**Exercise:** Determine which lines of the records include the word "Energy", and copy them.

**Working data:**
■ ■ ■ ■ ■
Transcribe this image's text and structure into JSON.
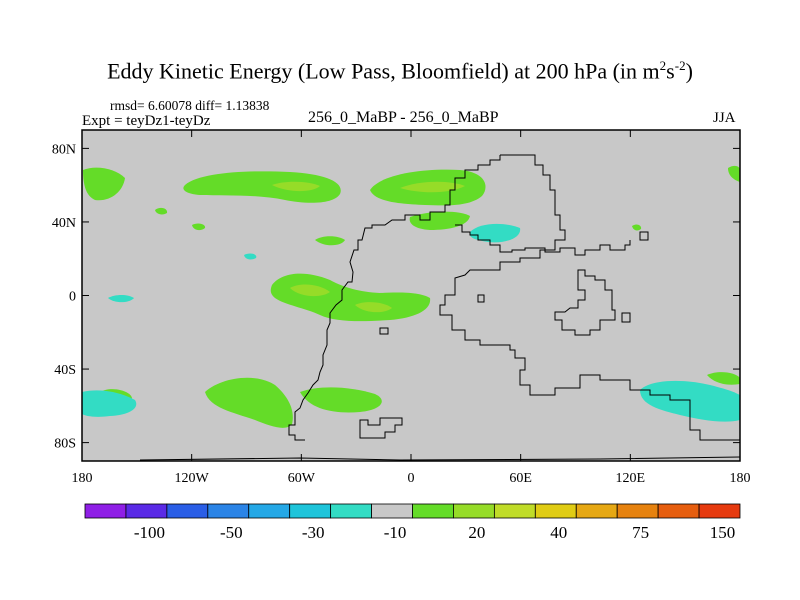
{
  "title": {
    "main": "Eddy Kinetic Energy (Low Pass, Bloomfield) at 200 hPa (in m",
    "sup1": "2",
    "mid": "s",
    "sup2": "-2",
    "close": ")"
  },
  "stats": "rmsd= 6.60078 diff= 1.13838",
  "expt_label": "Expt = teyDz1-teyDz",
  "subtitle": "256_0_MaBP - 256_0_MaBP",
  "season": "JJA",
  "chart_data": {
    "type": "contour-map",
    "title": "Eddy Kinetic Energy (Low Pass, Bloomfield) at 200 hPa (in m2s-2)",
    "xlim": [
      -180,
      180
    ],
    "ylim": [
      -90,
      90
    ],
    "x_ticks": [
      {
        "value": -180,
        "label": "180"
      },
      {
        "value": -120,
        "label": "120W"
      },
      {
        "value": -60,
        "label": "60W"
      },
      {
        "value": 0,
        "label": "0"
      },
      {
        "value": 60,
        "label": "60E"
      },
      {
        "value": 120,
        "label": "120E"
      },
      {
        "value": 180,
        "label": "180"
      }
    ],
    "y_ticks": [
      {
        "value": 80,
        "label": "80N"
      },
      {
        "value": 40,
        "label": "40N"
      },
      {
        "value": 0,
        "label": "0"
      },
      {
        "value": -40,
        "label": "40S"
      },
      {
        "value": -80,
        "label": "80S"
      }
    ],
    "colorbar": {
      "colors": [
        "#8f1fe6",
        "#5a2ae6",
        "#2a5ee6",
        "#2b84e6",
        "#25a8e6",
        "#1ec4da",
        "#33dcc4",
        "#c8c8c8",
        "#64dc28",
        "#96dc28",
        "#c0dc28",
        "#e0cc14",
        "#e6a814",
        "#e6820f",
        "#e65e0f",
        "#e63a0f"
      ],
      "labels": [
        "-100",
        "-50",
        "-30",
        "-10",
        "20",
        "40",
        "75",
        "150"
      ],
      "label_after_boundary": [
        2,
        4,
        6,
        8,
        10,
        12,
        14,
        16
      ]
    },
    "regions": [
      {
        "name": "nh-pacific-positive",
        "level": "10-20",
        "color": "#64dc28"
      },
      {
        "name": "nh-atlantic-positive",
        "level": "10-20",
        "color": "#64dc28"
      },
      {
        "name": "tropical-atlantic-positive",
        "level": "10-20",
        "color": "#64dc28"
      },
      {
        "name": "sh-pacific-positive",
        "level": "10-20",
        "color": "#64dc28"
      },
      {
        "name": "sh-indian-ocean-negative",
        "level": "-20 to -10",
        "color": "#33dcc4"
      },
      {
        "name": "sh-pacific-negative",
        "level": "-20 to -10",
        "color": "#33dcc4"
      }
    ]
  }
}
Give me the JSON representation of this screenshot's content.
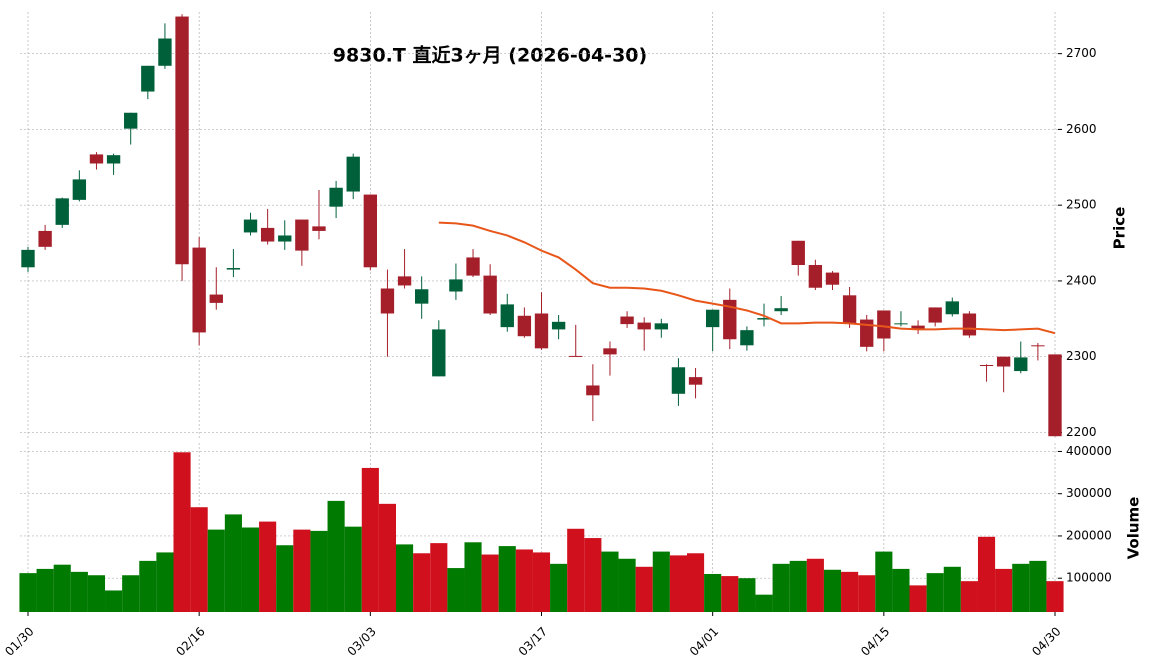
{
  "chart_data": {
    "type": "candlestick",
    "title": "9830.T  直近3ヶ月  (2026-04-30)",
    "ylabel": "Price",
    "y2label": "Volume",
    "categories": [
      "01/30",
      null,
      null,
      null,
      null,
      null,
      null,
      null,
      null,
      null,
      "02/16",
      null,
      null,
      null,
      null,
      null,
      null,
      null,
      null,
      null,
      "03/03",
      null,
      null,
      null,
      null,
      null,
      null,
      null,
      null,
      null,
      "03/17",
      null,
      null,
      null,
      null,
      null,
      null,
      null,
      null,
      null,
      "04/01",
      null,
      null,
      null,
      null,
      null,
      null,
      null,
      null,
      null,
      "04/15",
      null,
      null,
      null,
      null,
      null,
      null,
      null,
      null,
      null,
      "04/30"
    ],
    "open": [
      2418,
      2466,
      2474,
      2507,
      2567,
      2555,
      2601,
      2650,
      2684,
      2749,
      2444,
      2382,
      2415,
      2464,
      2470,
      2452,
      2481,
      2472,
      2498,
      2518,
      2514,
      2390,
      2406,
      2370,
      2274,
      2386,
      2431,
      2407,
      2339,
      2354,
      2357,
      2336,
      2301,
      2262,
      2311,
      2353,
      2345,
      2336,
      2251,
      2273,
      2339,
      2375,
      2315,
      2349,
      2360,
      2453,
      2421,
      2411,
      2381,
      2349,
      2361,
      2343,
      2341,
      2365,
      2356,
      2357,
      2289,
      2300,
      2281,
      2315,
      2303
    ],
    "high": [
      2445,
      2474,
      2510,
      2546,
      2570,
      2568,
      2622,
      2684,
      2740,
      2752,
      2458,
      2418,
      2442,
      2490,
      2495,
      2480,
      2481,
      2520,
      2532,
      2568,
      2514,
      2415,
      2442,
      2406,
      2348,
      2423,
      2442,
      2422,
      2383,
      2365,
      2385,
      2355,
      2342,
      2290,
      2320,
      2360,
      2352,
      2350,
      2298,
      2285,
      2362,
      2390,
      2340,
      2370,
      2380,
      2453,
      2428,
      2413,
      2392,
      2355,
      2361,
      2360,
      2348,
      2365,
      2378,
      2360,
      2290,
      2300,
      2320,
      2318,
      2303
    ],
    "low": [
      2412,
      2441,
      2470,
      2505,
      2547,
      2540,
      2580,
      2640,
      2680,
      2400,
      2315,
      2362,
      2405,
      2460,
      2448,
      2441,
      2420,
      2455,
      2483,
      2508,
      2414,
      2300,
      2390,
      2350,
      2274,
      2375,
      2405,
      2355,
      2333,
      2325,
      2309,
      2323,
      2300,
      2215,
      2275,
      2338,
      2308,
      2325,
      2235,
      2245,
      2307,
      2310,
      2308,
      2340,
      2355,
      2407,
      2388,
      2388,
      2338,
      2307,
      2307,
      2340,
      2330,
      2340,
      2353,
      2325,
      2267,
      2253,
      2278,
      2295,
      2195
    ],
    "close": [
      2441,
      2445,
      2509,
      2534,
      2555,
      2566,
      2622,
      2684,
      2720,
      2422,
      2332,
      2371,
      2417,
      2481,
      2452,
      2460,
      2440,
      2466,
      2523,
      2564,
      2418,
      2357,
      2394,
      2389,
      2336,
      2402,
      2407,
      2357,
      2369,
      2327,
      2311,
      2346,
      2300,
      2249,
      2303,
      2343,
      2336,
      2344,
      2286,
      2263,
      2362,
      2323,
      2335,
      2351,
      2364,
      2421,
      2391,
      2395,
      2344,
      2313,
      2324,
      2344,
      2337,
      2345,
      2373,
      2328,
      2288,
      2287,
      2299,
      2314,
      2195
    ],
    "volume": [
      112000,
      122000,
      132000,
      115000,
      107000,
      71000,
      107000,
      141000,
      161000,
      398000,
      268000,
      215000,
      251000,
      220000,
      234000,
      178000,
      215000,
      212000,
      283000,
      222000,
      361000,
      276000,
      180000,
      159000,
      183000,
      124000,
      185000,
      156000,
      176000,
      168000,
      161000,
      134000,
      217000,
      195000,
      163000,
      146000,
      127000,
      163000,
      154000,
      159000,
      110000,
      105000,
      100000,
      61000,
      134000,
      141000,
      146000,
      120000,
      115000,
      107000,
      163000,
      122000,
      83000,
      112000,
      127000,
      93000,
      198000,
      122000,
      134000,
      141000,
      93000
    ],
    "ma": [
      null,
      null,
      null,
      null,
      null,
      null,
      null,
      null,
      null,
      null,
      null,
      null,
      null,
      null,
      null,
      null,
      null,
      null,
      null,
      null,
      null,
      null,
      null,
      null,
      2477,
      2476,
      2473,
      2466,
      2460,
      2451,
      2440,
      2431,
      2415,
      2397,
      2391,
      2391,
      2390,
      2387,
      2381,
      2374,
      2370,
      2366,
      2361,
      2354,
      2344,
      2344,
      2345,
      2345,
      2344,
      2342,
      2340,
      2337,
      2336,
      2336,
      2337,
      2337,
      2336,
      2335,
      2336,
      2337,
      2331
    ],
    "up_color": "#00603a",
    "down_color": "#a51f2b",
    "volume_up_color": "#007a00",
    "volume_down_color": "#d0101c",
    "ma_color": "#e8561a",
    "ylim": [
      2190,
      2755
    ],
    "yticks": [
      2200,
      2300,
      2400,
      2500,
      2600,
      2700
    ],
    "y2lim": [
      20000,
      420000
    ],
    "y2ticks": [
      100000,
      200000,
      300000,
      400000
    ],
    "grid": true
  }
}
■ ■ ■ ■ ■
**Completed task:**
    "main": "Eddy Kinetic Energy (Low Pass, Bloomfield) at 200 hPa (in m",
    "title": "Eddy Kinetic Energy (Low Pass, Bloomfield) at 200 hPa (in m2s-2)",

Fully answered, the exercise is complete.